- SHORT EXERCISE
Find the string "File" in the records. Copy every line it appears in.

- RECORDS SHOWN
━━━━━━

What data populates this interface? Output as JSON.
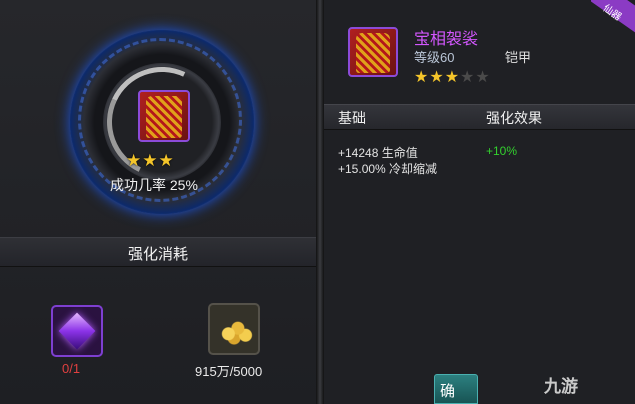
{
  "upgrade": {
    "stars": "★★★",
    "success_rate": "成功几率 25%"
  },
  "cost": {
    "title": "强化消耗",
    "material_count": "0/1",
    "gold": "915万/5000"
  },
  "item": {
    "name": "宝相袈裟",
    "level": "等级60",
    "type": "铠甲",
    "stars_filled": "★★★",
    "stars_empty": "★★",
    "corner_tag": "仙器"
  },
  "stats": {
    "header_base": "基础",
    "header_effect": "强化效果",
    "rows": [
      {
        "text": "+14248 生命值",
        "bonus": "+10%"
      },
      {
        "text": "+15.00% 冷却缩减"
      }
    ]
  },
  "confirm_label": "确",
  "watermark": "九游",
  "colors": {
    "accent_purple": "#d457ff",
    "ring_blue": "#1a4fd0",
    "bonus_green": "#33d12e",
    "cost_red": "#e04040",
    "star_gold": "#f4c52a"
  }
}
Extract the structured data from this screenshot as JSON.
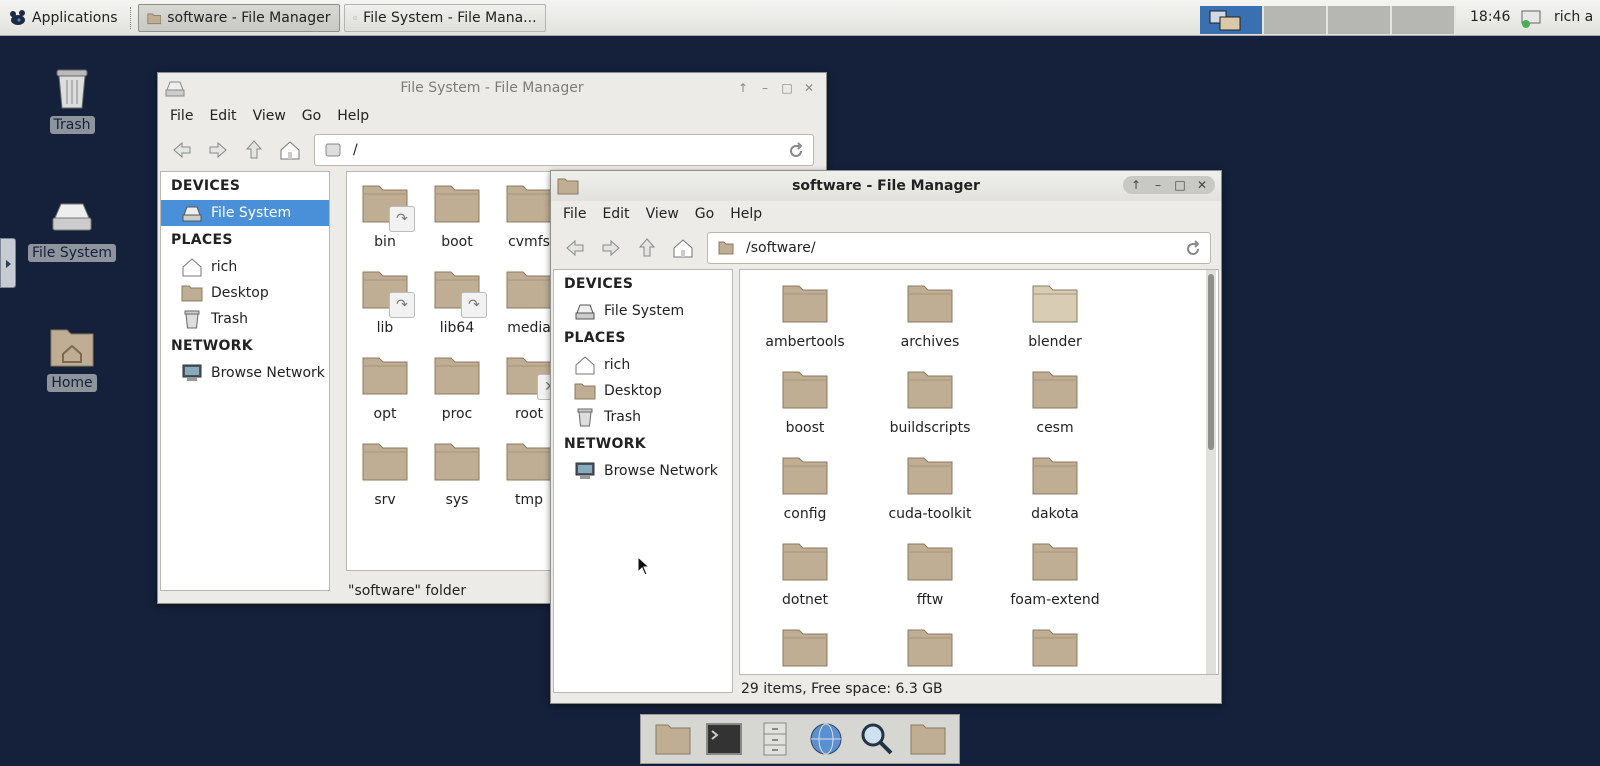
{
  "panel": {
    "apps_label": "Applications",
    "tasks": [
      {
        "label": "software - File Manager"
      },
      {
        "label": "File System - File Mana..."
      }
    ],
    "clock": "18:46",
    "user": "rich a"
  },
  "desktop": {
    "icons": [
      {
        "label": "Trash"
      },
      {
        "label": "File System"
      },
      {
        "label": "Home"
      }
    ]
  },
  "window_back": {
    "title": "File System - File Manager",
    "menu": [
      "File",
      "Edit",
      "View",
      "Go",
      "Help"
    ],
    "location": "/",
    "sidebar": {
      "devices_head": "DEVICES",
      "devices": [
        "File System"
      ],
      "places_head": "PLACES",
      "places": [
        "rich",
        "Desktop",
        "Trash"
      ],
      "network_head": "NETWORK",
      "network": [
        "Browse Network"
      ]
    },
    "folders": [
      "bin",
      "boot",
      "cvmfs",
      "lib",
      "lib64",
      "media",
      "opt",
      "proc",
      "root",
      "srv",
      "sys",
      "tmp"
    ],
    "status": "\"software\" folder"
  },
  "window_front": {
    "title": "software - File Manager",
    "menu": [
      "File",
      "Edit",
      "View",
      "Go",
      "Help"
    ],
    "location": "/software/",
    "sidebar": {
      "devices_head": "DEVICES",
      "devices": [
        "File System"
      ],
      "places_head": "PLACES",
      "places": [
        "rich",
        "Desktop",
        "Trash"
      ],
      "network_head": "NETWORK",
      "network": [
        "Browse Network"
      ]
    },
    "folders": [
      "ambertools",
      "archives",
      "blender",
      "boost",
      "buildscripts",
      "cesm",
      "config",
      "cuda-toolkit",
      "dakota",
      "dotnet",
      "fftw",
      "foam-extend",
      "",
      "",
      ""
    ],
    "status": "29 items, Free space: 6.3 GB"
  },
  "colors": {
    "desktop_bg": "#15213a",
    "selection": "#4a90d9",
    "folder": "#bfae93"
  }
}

━━━━━━

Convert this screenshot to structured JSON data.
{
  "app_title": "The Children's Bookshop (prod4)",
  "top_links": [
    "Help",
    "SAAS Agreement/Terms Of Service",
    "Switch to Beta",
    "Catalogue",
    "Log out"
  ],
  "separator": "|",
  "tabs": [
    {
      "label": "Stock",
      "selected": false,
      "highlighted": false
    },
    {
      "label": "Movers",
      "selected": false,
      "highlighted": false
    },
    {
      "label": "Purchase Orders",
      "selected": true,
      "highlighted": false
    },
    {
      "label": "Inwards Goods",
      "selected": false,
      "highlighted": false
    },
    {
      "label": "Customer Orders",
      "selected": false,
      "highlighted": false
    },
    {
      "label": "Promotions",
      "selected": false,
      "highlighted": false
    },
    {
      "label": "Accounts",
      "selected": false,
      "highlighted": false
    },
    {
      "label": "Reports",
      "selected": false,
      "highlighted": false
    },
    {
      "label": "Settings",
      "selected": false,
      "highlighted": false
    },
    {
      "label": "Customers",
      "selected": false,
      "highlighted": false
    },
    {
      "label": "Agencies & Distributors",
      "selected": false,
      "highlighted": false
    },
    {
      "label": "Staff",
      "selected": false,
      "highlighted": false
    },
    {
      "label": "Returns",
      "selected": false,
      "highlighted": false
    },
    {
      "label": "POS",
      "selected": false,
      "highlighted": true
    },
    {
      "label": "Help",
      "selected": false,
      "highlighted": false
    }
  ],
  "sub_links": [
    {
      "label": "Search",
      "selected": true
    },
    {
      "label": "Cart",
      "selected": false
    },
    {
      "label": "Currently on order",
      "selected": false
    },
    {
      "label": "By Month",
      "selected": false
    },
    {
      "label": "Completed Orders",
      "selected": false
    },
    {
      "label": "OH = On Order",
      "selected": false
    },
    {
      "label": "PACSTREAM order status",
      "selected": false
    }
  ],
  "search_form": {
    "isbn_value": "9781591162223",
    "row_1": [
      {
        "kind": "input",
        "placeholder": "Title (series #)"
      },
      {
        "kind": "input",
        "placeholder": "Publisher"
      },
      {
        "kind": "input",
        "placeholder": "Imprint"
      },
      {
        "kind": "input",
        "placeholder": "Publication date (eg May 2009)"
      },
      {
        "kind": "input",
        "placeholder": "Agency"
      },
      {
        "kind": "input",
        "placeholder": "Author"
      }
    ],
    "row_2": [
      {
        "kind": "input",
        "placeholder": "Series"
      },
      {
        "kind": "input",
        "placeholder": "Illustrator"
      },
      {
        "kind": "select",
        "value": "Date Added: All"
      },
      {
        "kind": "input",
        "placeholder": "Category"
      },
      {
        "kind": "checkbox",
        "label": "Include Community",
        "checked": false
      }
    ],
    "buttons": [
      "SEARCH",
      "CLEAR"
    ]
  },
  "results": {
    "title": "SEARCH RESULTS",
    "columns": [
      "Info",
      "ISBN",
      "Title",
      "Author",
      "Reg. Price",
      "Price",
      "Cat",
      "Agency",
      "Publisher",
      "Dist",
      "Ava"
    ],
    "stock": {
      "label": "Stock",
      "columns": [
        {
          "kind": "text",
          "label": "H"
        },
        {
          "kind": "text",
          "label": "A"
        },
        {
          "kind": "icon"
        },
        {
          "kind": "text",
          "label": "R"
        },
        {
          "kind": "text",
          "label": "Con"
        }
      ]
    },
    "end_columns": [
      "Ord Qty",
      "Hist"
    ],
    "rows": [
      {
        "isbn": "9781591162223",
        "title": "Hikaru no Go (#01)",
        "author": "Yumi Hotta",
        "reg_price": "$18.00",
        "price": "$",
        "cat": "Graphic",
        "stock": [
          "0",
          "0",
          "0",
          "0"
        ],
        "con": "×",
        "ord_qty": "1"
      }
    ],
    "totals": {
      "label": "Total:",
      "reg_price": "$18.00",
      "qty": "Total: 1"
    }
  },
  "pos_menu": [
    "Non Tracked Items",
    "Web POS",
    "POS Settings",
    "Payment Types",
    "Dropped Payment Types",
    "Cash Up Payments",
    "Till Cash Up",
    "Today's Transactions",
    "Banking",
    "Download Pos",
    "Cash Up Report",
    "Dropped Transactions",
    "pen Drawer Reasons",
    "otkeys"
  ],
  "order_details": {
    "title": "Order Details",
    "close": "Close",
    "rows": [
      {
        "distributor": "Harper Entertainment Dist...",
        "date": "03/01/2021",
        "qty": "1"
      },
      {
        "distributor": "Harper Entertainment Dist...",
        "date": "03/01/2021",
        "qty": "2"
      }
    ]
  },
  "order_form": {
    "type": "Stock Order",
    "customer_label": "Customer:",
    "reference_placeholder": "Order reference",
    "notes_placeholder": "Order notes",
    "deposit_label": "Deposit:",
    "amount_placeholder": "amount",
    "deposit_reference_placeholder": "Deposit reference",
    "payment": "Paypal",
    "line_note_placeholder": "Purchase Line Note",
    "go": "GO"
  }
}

━━━━━━

- THE ANSWER
        "label": "software - File Manager"
        "label": "File System - File Mana..."
        "label": "File System"
    "title": "File System - File Manager",
      "File",
        "File System"
    "title": "software - File Manager",
      "File",
        "File System"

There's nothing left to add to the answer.